* **Exercise details**
Transcribe everything in the data word for word. Pictures are left out.

* **Raw records**
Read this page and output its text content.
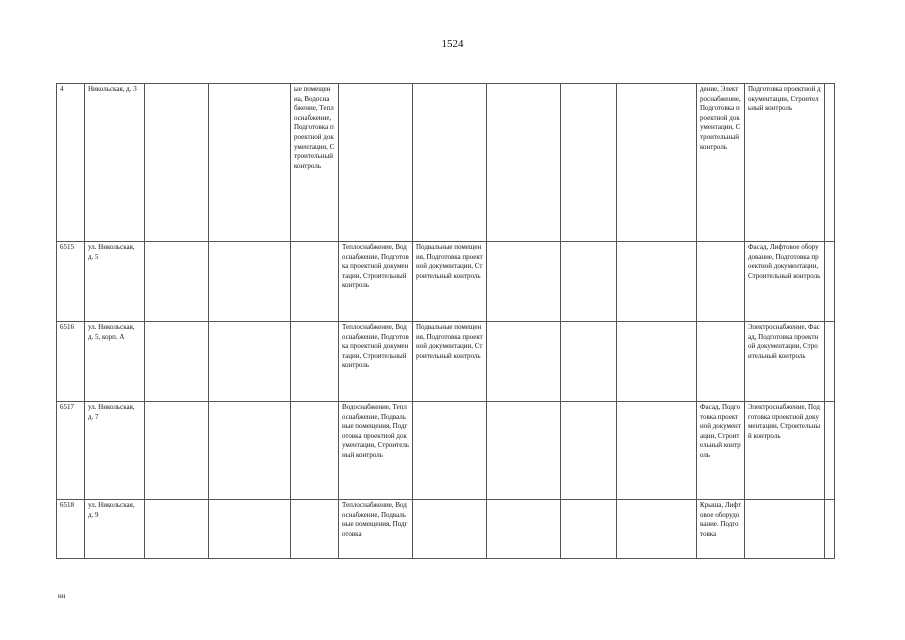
1524
4	Никольская, д. 3			ые помещениa, Водоснабжение, Теплоснабжение, Подготовка проектной документации, Строительный контроль						дение, Электроснабжение, Подготовка проектной документации, Строительный контроль	Подготовка проектной документации, Строительный контроль	

6515	ул. Никольская, д. 5				Теплоснабжение, Водоснабжение, Подготовка проектной документации, Строительный контроль	Подвальные помещения, Подготовка проектной документации, Строительный контроль					Фасад, Лифтовое оборудование, Подготовка проектной документации, Строительный контроль	

6516	ул. Никольская, д. 5, корп. А				Теплоснабжение, Водоснабжение, Подготовка проектной документации, Строительный контроль	Подвальные помещения, Подготовка проектной документации, Строительный контроль					Электроснабжение, Фасад, Подготовка проектной документации, Строительный контроль	

6517	ул. Никольская, д. 7				Водоснабжение, Теплоснабжение, Подвальные помещения, Подготовка проектной документации, Строительный контроль					Фасад, Подготовка проектной документации, Строительный контроль	Электроснабжение, Подготовка проектной документации, Строительный контроль	

6518	ул. Никольская, д. 9				Теплоснабжение, Водоснабжение, Подвальные помещения, Подготовка					Крыша, Лифтовое оборудование. Подготовка		

нн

* **Complete answer**
Read this page and output its text content.
1524
4	Никольская, д. 3			ые помещениa, Водоснабжение, Теплоснабжение, Подготовка проектной документации, Строительный контроль						дение, Электроснабжение, Подготовка проектной документации, Строительный контроль	Подготовка проектной документации, Строительный контроль	

6515	ул. Никольская, д. 5				Теплоснабжение, Водоснабжение, Подготовка проектной документации, Строительный контроль	Подвальные помещения, Подготовка проектной документации, Строительный контроль					Фасад, Лифтовое оборудование, Подготовка проектной документации, Строительный контроль	

6516	ул. Никольская, д. 5, корп. А				Теплоснабжение, Водоснабжение, Подготовка проектной документации, Строительный контроль	Подвальные помещения, Подготовка проектной документации, Строительный контроль					Электроснабжение, Фасад, Подготовка проектной документации, Строительный контроль	

6517	ул. Никольская, д. 7				Водоснабжение, Теплоснабжение, Подвальные помещения, Подготовка проектной документации, Строительный контроль					Фасад, Подготовка проектной документации, Строительный контроль	Электроснабжение, Подготовка проектной документации, Строительный контроль	

6518	ул. Никольская, д. 9				Теплоснабжение, Водоснабжение, Подвальные помещения, Подготовка					Крыша, Лифтовое оборудование. Подготовка		

нн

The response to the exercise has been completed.